WHAT THIS TASK INVOLVES: All of the material below is to be retyped exactly.

INFORMATION GIVEN:
-*-*-

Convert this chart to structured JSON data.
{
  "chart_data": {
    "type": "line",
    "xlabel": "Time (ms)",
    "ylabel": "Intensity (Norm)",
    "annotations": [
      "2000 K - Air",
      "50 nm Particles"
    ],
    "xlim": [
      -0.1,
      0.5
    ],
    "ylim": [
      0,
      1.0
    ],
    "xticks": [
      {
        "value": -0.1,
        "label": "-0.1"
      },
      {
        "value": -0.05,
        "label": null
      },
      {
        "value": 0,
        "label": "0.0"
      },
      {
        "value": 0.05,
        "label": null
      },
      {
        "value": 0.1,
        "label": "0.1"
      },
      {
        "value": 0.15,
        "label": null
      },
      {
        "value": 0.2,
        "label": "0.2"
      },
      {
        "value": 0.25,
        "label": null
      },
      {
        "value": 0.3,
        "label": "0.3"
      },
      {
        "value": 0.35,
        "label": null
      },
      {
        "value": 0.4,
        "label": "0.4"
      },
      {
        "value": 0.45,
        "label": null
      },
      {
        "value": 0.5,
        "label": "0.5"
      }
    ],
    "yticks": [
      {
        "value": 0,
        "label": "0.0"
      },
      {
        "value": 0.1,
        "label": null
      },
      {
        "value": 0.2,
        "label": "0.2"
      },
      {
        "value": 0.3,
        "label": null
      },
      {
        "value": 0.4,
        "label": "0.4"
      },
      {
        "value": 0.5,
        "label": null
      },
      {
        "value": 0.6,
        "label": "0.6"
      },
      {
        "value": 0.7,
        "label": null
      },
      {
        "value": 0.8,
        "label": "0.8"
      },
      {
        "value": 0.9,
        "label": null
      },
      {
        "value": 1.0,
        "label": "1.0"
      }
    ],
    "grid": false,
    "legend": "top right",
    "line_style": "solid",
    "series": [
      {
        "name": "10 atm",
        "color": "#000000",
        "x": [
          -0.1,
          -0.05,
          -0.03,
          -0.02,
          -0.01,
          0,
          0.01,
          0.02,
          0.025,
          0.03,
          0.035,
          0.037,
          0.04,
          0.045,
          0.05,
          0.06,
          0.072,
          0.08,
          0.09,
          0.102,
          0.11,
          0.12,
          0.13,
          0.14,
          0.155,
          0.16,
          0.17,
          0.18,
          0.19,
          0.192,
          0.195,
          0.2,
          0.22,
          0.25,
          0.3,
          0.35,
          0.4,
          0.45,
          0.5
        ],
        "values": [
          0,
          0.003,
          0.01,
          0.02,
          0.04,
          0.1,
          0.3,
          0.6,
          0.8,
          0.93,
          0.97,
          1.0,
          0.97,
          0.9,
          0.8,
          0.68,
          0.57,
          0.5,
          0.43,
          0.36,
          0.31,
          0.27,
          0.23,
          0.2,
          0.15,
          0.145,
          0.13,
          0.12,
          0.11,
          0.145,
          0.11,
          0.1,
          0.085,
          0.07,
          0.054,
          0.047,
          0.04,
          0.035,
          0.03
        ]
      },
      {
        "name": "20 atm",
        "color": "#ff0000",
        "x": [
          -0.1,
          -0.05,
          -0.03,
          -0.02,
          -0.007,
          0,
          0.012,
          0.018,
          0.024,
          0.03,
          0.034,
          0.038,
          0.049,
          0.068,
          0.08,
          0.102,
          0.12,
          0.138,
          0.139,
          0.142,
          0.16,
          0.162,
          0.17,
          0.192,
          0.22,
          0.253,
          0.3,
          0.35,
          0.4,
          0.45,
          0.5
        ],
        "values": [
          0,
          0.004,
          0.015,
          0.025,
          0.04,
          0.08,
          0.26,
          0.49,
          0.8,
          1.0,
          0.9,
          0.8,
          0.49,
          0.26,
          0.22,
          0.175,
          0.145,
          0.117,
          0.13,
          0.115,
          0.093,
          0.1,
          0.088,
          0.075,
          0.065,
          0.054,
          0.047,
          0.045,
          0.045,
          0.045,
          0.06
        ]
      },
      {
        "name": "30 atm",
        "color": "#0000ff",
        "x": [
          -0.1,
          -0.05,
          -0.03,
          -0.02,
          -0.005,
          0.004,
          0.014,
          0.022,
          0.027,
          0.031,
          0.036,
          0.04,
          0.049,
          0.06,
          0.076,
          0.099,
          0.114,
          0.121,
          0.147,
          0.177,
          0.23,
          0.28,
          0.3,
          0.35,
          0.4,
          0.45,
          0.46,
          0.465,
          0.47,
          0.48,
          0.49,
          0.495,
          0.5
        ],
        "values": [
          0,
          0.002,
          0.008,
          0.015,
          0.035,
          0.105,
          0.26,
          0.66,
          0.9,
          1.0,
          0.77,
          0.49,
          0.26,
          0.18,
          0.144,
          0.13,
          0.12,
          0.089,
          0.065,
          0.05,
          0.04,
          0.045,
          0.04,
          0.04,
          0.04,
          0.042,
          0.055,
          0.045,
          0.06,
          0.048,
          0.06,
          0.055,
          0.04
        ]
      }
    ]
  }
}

-*-*-

EXPECTED ANSWER:
Convert this chart to structured JSON data.
{
  "chart_data": {
    "type": "line",
    "xlabel": "Time (ms)",
    "ylabel": "Intensity (Norm)",
    "annotations": [
      "2000 K - Air",
      "50 nm Particles"
    ],
    "xlim": [
      -0.1,
      0.5
    ],
    "ylim": [
      0,
      1.0
    ],
    "xticks": [
      {
        "value": -0.1,
        "label": "-0.1"
      },
      {
        "value": -0.05,
        "label": null
      },
      {
        "value": 0,
        "label": "0.0"
      },
      {
        "value": 0.05,
        "label": null
      },
      {
        "value": 0.1,
        "label": "0.1"
      },
      {
        "value": 0.15,
        "label": null
      },
      {
        "value": 0.2,
        "label": "0.2"
      },
      {
        "value": 0.25,
        "label": null
      },
      {
        "value": 0.3,
        "label": "0.3"
      },
      {
        "value": 0.35,
        "label": null
      },
      {
        "value": 0.4,
        "label": "0.4"
      },
      {
        "value": 0.45,
        "label": null
      },
      {
        "value": 0.5,
        "label": "0.5"
      }
    ],
    "yticks": [
      {
        "value": 0,
        "label": "0.0"
      },
      {
        "value": 0.1,
        "label": null
      },
      {
        "value": 0.2,
        "label": "0.2"
      },
      {
        "value": 0.3,
        "label": null
      },
      {
        "value": 0.4,
        "label": "0.4"
      },
      {
        "value": 0.5,
        "label": null
      },
      {
        "value": 0.6,
        "label": "0.6"
      },
      {
        "value": 0.7,
        "label": null
      },
      {
        "value": 0.8,
        "label": "0.8"
      },
      {
        "value": 0.9,
        "label": null
      },
      {
        "value": 1.0,
        "label": "1.0"
      }
    ],
    "grid": false,
    "legend": "top right",
    "line_style": "solid",
    "series": [
      {
        "name": "10 atm",
        "color": "#000000",
        "x": [
          -0.1,
          -0.05,
          -0.03,
          -0.02,
          -0.01,
          0,
          0.01,
          0.02,
          0.025,
          0.03,
          0.035,
          0.037,
          0.04,
          0.045,
          0.05,
          0.06,
          0.072,
          0.08,
          0.09,
          0.102,
          0.11,
          0.12,
          0.13,
          0.14,
          0.155,
          0.16,
          0.17,
          0.18,
          0.19,
          0.192,
          0.195,
          0.2,
          0.22,
          0.25,
          0.3,
          0.35,
          0.4,
          0.45,
          0.5
        ],
        "values": [
          0,
          0.003,
          0.01,
          0.02,
          0.04,
          0.1,
          0.3,
          0.6,
          0.8,
          0.93,
          0.97,
          1.0,
          0.97,
          0.9,
          0.8,
          0.68,
          0.57,
          0.5,
          0.43,
          0.36,
          0.31,
          0.27,
          0.23,
          0.2,
          0.15,
          0.145,
          0.13,
          0.12,
          0.11,
          0.145,
          0.11,
          0.1,
          0.085,
          0.07,
          0.054,
          0.047,
          0.04,
          0.035,
          0.03
        ]
      },
      {
        "name": "20 atm",
        "color": "#ff0000",
        "x": [
          -0.1,
          -0.05,
          -0.03,
          -0.02,
          -0.007,
          0,
          0.012,
          0.018,
          0.024,
          0.03,
          0.034,
          0.038,
          0.049,
          0.068,
          0.08,
          0.102,
          0.12,
          0.138,
          0.139,
          0.142,
          0.16,
          0.162,
          0.17,
          0.192,
          0.22,
          0.253,
          0.3,
          0.35,
          0.4,
          0.45,
          0.5
        ],
        "values": [
          0,
          0.004,
          0.015,
          0.025,
          0.04,
          0.08,
          0.26,
          0.49,
          0.8,
          1.0,
          0.9,
          0.8,
          0.49,
          0.26,
          0.22,
          0.175,
          0.145,
          0.117,
          0.13,
          0.115,
          0.093,
          0.1,
          0.088,
          0.075,
          0.065,
          0.054,
          0.047,
          0.045,
          0.045,
          0.045,
          0.06
        ]
      },
      {
        "name": "30 atm",
        "color": "#0000ff",
        "x": [
          -0.1,
          -0.05,
          -0.03,
          -0.02,
          -0.005,
          0.004,
          0.014,
          0.022,
          0.027,
          0.031,
          0.036,
          0.04,
          0.049,
          0.06,
          0.076,
          0.099,
          0.114,
          0.121,
          0.147,
          0.177,
          0.23,
          0.28,
          0.3,
          0.35,
          0.4,
          0.45,
          0.46,
          0.465,
          0.47,
          0.48,
          0.49,
          0.495,
          0.5
        ],
        "values": [
          0,
          0.002,
          0.008,
          0.015,
          0.035,
          0.105,
          0.26,
          0.66,
          0.9,
          1.0,
          0.77,
          0.49,
          0.26,
          0.18,
          0.144,
          0.13,
          0.12,
          0.089,
          0.065,
          0.05,
          0.04,
          0.045,
          0.04,
          0.04,
          0.04,
          0.042,
          0.055,
          0.045,
          0.06,
          0.048,
          0.06,
          0.055,
          0.04
        ]
      }
    ]
  }
}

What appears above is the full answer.